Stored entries
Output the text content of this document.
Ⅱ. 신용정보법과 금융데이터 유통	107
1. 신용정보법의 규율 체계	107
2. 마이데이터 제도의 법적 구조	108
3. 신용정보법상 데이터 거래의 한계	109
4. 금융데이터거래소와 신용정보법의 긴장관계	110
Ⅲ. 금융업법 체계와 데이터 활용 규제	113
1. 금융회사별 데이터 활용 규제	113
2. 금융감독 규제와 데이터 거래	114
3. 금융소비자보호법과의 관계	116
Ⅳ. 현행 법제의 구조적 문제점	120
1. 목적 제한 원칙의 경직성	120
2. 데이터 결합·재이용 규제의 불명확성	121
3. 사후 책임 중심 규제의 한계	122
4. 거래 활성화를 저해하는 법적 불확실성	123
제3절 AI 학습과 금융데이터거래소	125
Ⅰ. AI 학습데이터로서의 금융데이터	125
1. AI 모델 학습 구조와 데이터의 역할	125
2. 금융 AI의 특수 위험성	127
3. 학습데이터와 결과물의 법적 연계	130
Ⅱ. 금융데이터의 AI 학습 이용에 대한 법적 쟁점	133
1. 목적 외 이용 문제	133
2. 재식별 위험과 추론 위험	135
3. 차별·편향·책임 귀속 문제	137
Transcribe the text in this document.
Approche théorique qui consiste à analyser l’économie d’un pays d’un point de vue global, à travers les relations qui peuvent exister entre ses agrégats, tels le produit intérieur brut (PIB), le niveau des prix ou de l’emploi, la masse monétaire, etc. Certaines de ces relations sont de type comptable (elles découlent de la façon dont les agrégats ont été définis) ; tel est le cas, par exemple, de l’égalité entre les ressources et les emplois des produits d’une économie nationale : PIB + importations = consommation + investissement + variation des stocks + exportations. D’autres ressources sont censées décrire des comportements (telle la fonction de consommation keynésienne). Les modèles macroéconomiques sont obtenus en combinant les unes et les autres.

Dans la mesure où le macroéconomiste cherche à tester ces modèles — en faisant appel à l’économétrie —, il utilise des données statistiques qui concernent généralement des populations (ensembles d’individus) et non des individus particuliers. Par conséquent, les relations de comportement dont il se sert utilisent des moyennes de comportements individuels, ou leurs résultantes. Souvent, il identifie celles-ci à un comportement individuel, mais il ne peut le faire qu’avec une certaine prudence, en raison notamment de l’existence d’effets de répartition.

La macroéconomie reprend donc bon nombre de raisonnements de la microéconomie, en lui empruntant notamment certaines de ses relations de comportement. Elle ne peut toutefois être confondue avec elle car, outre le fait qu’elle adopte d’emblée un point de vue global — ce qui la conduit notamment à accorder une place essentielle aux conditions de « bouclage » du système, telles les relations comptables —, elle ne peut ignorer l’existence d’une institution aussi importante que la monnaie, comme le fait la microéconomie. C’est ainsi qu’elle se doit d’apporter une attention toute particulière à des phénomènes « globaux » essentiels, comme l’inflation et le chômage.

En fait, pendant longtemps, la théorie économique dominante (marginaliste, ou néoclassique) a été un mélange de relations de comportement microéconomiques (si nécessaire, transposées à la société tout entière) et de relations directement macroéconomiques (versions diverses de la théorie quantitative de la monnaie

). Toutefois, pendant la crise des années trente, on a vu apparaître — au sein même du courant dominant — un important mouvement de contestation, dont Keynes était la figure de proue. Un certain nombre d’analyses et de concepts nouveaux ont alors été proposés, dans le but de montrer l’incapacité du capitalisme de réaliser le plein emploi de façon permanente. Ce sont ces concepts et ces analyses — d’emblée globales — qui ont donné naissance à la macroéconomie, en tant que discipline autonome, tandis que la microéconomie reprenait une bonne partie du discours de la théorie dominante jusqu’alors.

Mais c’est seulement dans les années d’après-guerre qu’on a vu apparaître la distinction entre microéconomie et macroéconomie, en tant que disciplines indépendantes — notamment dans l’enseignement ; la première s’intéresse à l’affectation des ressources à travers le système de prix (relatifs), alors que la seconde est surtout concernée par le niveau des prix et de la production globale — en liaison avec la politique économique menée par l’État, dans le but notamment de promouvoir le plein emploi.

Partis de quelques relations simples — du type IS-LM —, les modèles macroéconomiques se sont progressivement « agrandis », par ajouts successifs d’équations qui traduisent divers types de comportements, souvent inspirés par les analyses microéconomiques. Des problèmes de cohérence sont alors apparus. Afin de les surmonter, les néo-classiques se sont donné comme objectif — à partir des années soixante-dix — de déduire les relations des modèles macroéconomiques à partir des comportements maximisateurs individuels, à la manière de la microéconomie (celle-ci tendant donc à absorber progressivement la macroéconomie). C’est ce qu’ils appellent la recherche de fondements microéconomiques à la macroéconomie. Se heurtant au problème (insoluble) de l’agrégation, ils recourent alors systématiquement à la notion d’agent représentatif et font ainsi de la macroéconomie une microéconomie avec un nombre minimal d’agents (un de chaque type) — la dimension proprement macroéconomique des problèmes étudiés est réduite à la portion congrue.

> **Requirement**
Retype every entry above, word for word.

> **Response**
Output the text content of this document.
Ⅱ. 신용정보법과 금융데이터 유통	107
1. 신용정보법의 규율 체계	107
2. 마이데이터 제도의 법적 구조	108
3. 신용정보법상 데이터 거래의 한계	109
4. 금융데이터거래소와 신용정보법의 긴장관계	110
Ⅲ. 금융업법 체계와 데이터 활용 규제	113
1. 금융회사별 데이터 활용 규제	113
2. 금융감독 규제와 데이터 거래	114
3. 금융소비자보호법과의 관계	116
Ⅳ. 현행 법제의 구조적 문제점	120
1. 목적 제한 원칙의 경직성	120
2. 데이터 결합·재이용 규제의 불명확성	121
3. 사후 책임 중심 규제의 한계	122
4. 거래 활성화를 저해하는 법적 불확실성	123
제3절 AI 학습과 금융데이터거래소	125
Ⅰ. AI 학습데이터로서의 금융데이터	125
1. AI 모델 학습 구조와 데이터의 역할	125
2. 금융 AI의 특수 위험성	127
3. 학습데이터와 결과물의 법적 연계	130
Ⅱ. 금융데이터의 AI 학습 이용에 대한 법적 쟁점	133
1. 목적 외 이용 문제	133
2. 재식별 위험과 추론 위험	135
3. 차별·편향·책임 귀속 문제	137
Transcribe the text in this document.
Approche théorique qui consiste à analyser l’économie d’un pays d’un point de vue global, à travers les relations qui peuvent exister entre ses agrégats, tels le produit intérieur brut (PIB), le niveau des prix ou de l’emploi, la masse monétaire, etc. Certaines de ces relations sont de type comptable (elles découlent de la façon dont les agrégats ont été définis) ; tel est le cas, par exemple, de l’égalité entre les ressources et les emplois des produits d’une économie nationale : PIB + importations = consommation + investissement + variation des stocks + exportations. D’autres ressources sont censées décrire des comportements (telle la fonction de consommation keynésienne). Les modèles macroéconomiques sont obtenus en combinant les unes et les autres.

Dans la mesure où le macroéconomiste cherche à tester ces modèles — en faisant appel à l’économétrie —, il utilise des données statistiques qui concernent généralement des populations (ensembles d’individus) et non des individus particuliers. Par conséquent, les relations de comportement dont il se sert utilisent des moyennes de comportements individuels, ou leurs résultantes. Souvent, il identifie celles-ci à un comportement individuel, mais il ne peut le faire qu’avec une certaine prudence, en raison notamment de l’existence d’effets de répartition.

La macroéconomie reprend donc bon nombre de raisonnements de la microéconomie, en lui empruntant notamment certaines de ses relations de comportement. Elle ne peut toutefois être confondue avec elle car, outre le fait qu’elle adopte d’emblée un point de vue global — ce qui la conduit notamment à accorder une place essentielle aux conditions de « bouclage » du système, telles les relations comptables —, elle ne peut ignorer l’existence d’une institution aussi importante que la monnaie, comme le fait la microéconomie. C’est ainsi qu’elle se doit d’apporter une attention toute particulière à des phénomènes « globaux » essentiels, comme l’inflation et le chômage.

En fait, pendant longtemps, la théorie économique dominante (marginaliste, ou néoclassique) a été un mélange de relations de comportement microéconomiques (si nécessaire, transposées à la société tout entière) et de relations directement macroéconomiques (versions diverses de la théorie quantitative de la monnaie

). Toutefois, pendant la crise des années trente, on a vu apparaître — au sein même du courant dominant — un important mouvement de contestation, dont Keynes était la figure de proue. Un certain nombre d’analyses et de concepts nouveaux ont alors été proposés, dans le but de montrer l’incapacité du capitalisme de réaliser le plein emploi de façon permanente. Ce sont ces concepts et ces analyses — d’emblée globales — qui ont donné naissance à la macroéconomie, en tant que discipline autonome, tandis que la microéconomie reprenait une bonne partie du discours de la théorie dominante jusqu’alors.

Mais c’est seulement dans les années d’après-guerre qu’on a vu apparaître la distinction entre microéconomie et macroéconomie, en tant que disciplines indépendantes — notamment dans l’enseignement ; la première s’intéresse à l’affectation des ressources à travers le système de prix (relatifs), alors que la seconde est surtout concernée par le niveau des prix et de la production globale — en liaison avec la politique économique menée par l’État, dans le but notamment de promouvoir le plein emploi.

Partis de quelques relations simples — du type IS-LM —, les modèles macroéconomiques se sont progressivement « agrandis », par ajouts successifs d’équations qui traduisent divers types de comportements, souvent inspirés par les analyses microéconomiques. Des problèmes de cohérence sont alors apparus. Afin de les surmonter, les néo-classiques se sont donné comme objectif — à partir des années soixante-dix — de déduire les relations des modèles macroéconomiques à partir des comportements maximisateurs individuels, à la manière de la microéconomie (celle-ci tendant donc à absorber progressivement la macroéconomie). C’est ce qu’ils appellent la recherche de fondements microéconomiques à la macroéconomie. Se heurtant au problème (insoluble) de l’agrégation, ils recourent alors systématiquement à la notion d’agent représentatif et font ainsi de la macroéconomie une microéconomie avec un nombre minimal d’agents (un de chaque type) — la dimension proprement macroéconomique des problèmes étudiés est réduite à la portion congrue.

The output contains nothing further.